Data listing
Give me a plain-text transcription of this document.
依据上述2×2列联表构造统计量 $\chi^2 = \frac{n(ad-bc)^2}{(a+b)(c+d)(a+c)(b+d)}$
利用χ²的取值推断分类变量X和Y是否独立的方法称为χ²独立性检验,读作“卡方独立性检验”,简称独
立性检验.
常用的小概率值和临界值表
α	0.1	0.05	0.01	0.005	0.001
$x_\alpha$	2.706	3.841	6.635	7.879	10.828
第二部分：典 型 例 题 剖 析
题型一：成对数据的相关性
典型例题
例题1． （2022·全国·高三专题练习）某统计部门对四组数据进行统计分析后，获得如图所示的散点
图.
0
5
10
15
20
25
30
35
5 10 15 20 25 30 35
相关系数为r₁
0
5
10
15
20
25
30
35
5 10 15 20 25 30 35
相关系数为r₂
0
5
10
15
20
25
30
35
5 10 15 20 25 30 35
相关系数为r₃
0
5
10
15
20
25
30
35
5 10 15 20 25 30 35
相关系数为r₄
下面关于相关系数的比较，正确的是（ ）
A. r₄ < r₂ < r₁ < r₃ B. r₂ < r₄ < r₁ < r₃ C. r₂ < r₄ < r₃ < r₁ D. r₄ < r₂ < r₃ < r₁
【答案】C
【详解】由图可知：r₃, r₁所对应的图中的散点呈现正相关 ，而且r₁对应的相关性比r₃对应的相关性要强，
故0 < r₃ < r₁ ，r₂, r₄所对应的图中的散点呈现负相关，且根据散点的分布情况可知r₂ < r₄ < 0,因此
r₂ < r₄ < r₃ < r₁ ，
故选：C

--- Task ---
Every line above should be retyped exactly as given.

--- Finished answer ---
Give me a plain-text transcription of this document.
依据上述2×2列联表构造统计量 $\chi^2 = \frac{n(ad-bc)^2}{(a+b)(c+d)(a+c)(b+d)}$
利用χ²的取值推断分类变量X和Y是否独立的方法称为χ²独立性检验,读作“卡方独立性检验”,简称独
立性检验.
常用的小概率值和临界值表
α	0.1	0.05	0.01	0.005	0.001
$x_\alpha$	2.706	3.841	6.635	7.879	10.828
第二部分：典 型 例 题 剖 析
题型一：成对数据的相关性
典型例题
例题1． （2022·全国·高三专题练习）某统计部门对四组数据进行统计分析后，获得如图所示的散点
图.
0
5
10
15
20
25
30
35
5 10 15 20 25 30 35
相关系数为r₁
0
5
10
15
20
25
30
35
5 10 15 20 25 30 35
相关系数为r₂
0
5
10
15
20
25
30
35
5 10 15 20 25 30 35
相关系数为r₃
0
5
10
15
20
25
30
35
5 10 15 20 25 30 35
相关系数为r₄
下面关于相关系数的比较，正确的是（ ）
A. r₄ < r₂ < r₁ < r₃ B. r₂ < r₄ < r₁ < r₃ C. r₂ < r₄ < r₃ < r₁ D. r₄ < r₂ < r₃ < r₁
【答案】C
【详解】由图可知：r₃, r₁所对应的图中的散点呈现正相关 ，而且r₁对应的相关性比r₃对应的相关性要强，
故0 < r₃ < r₁ ，r₂, r₄所对应的图中的散点呈现负相关，且根据散点的分布情况可知r₂ < r₄ < 0,因此
r₂ < r₄ < r₃ < r₁ ，
故选：C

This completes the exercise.